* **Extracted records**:

——

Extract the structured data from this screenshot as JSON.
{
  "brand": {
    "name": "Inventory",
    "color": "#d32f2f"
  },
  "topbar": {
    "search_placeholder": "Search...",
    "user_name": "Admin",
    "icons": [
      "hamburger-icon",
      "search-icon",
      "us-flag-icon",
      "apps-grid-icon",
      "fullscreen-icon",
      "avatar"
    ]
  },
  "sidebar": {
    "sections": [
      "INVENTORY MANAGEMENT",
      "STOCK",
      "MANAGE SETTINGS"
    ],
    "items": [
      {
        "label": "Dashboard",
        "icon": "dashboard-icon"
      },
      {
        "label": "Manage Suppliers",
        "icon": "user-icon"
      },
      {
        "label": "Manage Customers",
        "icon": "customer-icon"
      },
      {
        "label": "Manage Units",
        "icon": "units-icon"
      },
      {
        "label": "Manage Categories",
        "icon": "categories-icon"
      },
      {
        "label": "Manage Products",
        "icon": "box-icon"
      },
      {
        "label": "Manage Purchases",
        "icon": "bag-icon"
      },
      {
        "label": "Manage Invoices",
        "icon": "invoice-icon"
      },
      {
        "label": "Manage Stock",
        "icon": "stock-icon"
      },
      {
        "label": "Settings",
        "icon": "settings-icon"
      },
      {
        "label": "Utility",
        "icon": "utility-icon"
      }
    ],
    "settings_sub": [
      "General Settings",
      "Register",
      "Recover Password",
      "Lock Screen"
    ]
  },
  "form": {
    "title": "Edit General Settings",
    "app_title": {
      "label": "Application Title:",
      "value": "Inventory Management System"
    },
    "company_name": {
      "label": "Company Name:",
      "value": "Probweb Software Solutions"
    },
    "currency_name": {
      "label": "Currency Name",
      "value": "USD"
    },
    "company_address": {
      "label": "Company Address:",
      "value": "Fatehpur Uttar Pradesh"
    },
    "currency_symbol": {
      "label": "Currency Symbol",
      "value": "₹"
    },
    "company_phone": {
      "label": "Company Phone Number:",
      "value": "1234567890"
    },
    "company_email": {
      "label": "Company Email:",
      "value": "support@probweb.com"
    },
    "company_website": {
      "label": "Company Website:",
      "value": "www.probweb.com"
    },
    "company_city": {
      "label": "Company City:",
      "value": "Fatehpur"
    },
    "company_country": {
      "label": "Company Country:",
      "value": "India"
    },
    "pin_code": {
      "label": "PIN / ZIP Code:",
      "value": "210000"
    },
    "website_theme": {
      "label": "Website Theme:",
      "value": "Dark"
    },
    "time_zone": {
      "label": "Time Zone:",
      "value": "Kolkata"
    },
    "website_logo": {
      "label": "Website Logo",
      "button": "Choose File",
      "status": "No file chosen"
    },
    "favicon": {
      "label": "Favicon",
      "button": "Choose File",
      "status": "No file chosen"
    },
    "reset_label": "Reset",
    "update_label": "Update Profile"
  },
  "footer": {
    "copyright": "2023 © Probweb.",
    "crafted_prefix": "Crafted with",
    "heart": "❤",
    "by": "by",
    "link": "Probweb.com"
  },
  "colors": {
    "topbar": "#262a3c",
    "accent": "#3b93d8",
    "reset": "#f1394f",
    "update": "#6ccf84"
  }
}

——

* **Aim**: Reproduce every record above exactly as it appears.

* **Output for this exercise**:
Extract the structured data from this screenshot as JSON.
{
  "brand": {
    "name": "Inventory",
    "color": "#d32f2f"
  },
  "topbar": {
    "search_placeholder": "Search...",
    "user_name": "Admin",
    "icons": [
      "hamburger-icon",
      "search-icon",
      "us-flag-icon",
      "apps-grid-icon",
      "fullscreen-icon",
      "avatar"
    ]
  },
  "sidebar": {
    "sections": [
      "INVENTORY MANAGEMENT",
      "STOCK",
      "MANAGE SETTINGS"
    ],
    "items": [
      {
        "label": "Dashboard",
        "icon": "dashboard-icon"
      },
      {
        "label": "Manage Suppliers",
        "icon": "user-icon"
      },
      {
        "label": "Manage Customers",
        "icon": "customer-icon"
      },
      {
        "label": "Manage Units",
        "icon": "units-icon"
      },
      {
        "label": "Manage Categories",
        "icon": "categories-icon"
      },
      {
        "label": "Manage Products",
        "icon": "box-icon"
      },
      {
        "label": "Manage Purchases",
        "icon": "bag-icon"
      },
      {
        "label": "Manage Invoices",
        "icon": "invoice-icon"
      },
      {
        "label": "Manage Stock",
        "icon": "stock-icon"
      },
      {
        "label": "Settings",
        "icon": "settings-icon"
      },
      {
        "label": "Utility",
        "icon": "utility-icon"
      }
    ],
    "settings_sub": [
      "General Settings",
      "Register",
      "Recover Password",
      "Lock Screen"
    ]
  },
  "form": {
    "title": "Edit General Settings",
    "app_title": {
      "label": "Application Title:",
      "value": "Inventory Management System"
    },
    "company_name": {
      "label": "Company Name:",
      "value": "Probweb Software Solutions"
    },
    "currency_name": {
      "label": "Currency Name",
      "value": "USD"
    },
    "company_address": {
      "label": "Company Address:",
      "value": "Fatehpur Uttar Pradesh"
    },
    "currency_symbol": {
      "label": "Currency Symbol",
      "value": "₹"
    },
    "company_phone": {
      "label": "Company Phone Number:",
      "value": "1234567890"
    },
    "company_email": {
      "label": "Company Email:",
      "value": "support@probweb.com"
    },
    "company_website": {
      "label": "Company Website:",
      "value": "www.probweb.com"
    },
    "company_city": {
      "label": "Company City:",
      "value": "Fatehpur"
    },
    "company_country": {
      "label": "Company Country:",
      "value": "India"
    },
    "pin_code": {
      "label": "PIN / ZIP Code:",
      "value": "210000"
    },
    "website_theme": {
      "label": "Website Theme:",
      "value": "Dark"
    },
    "time_zone": {
      "label": "Time Zone:",
      "value": "Kolkata"
    },
    "website_logo": {
      "label": "Website Logo",
      "button": "Choose File",
      "status": "No file chosen"
    },
    "favicon": {
      "label": "Favicon",
      "button": "Choose File",
      "status": "No file chosen"
    },
    "reset_label": "Reset",
    "update_label": "Update Profile"
  },
  "footer": {
    "copyright": "2023 © Probweb.",
    "crafted_prefix": "Crafted with",
    "heart": "❤",
    "by": "by",
    "link": "Probweb.com"
  },
  "colors": {
    "topbar": "#262a3c",
    "accent": "#3b93d8",
    "reset": "#f1394f",
    "update": "#6ccf84"
  }
}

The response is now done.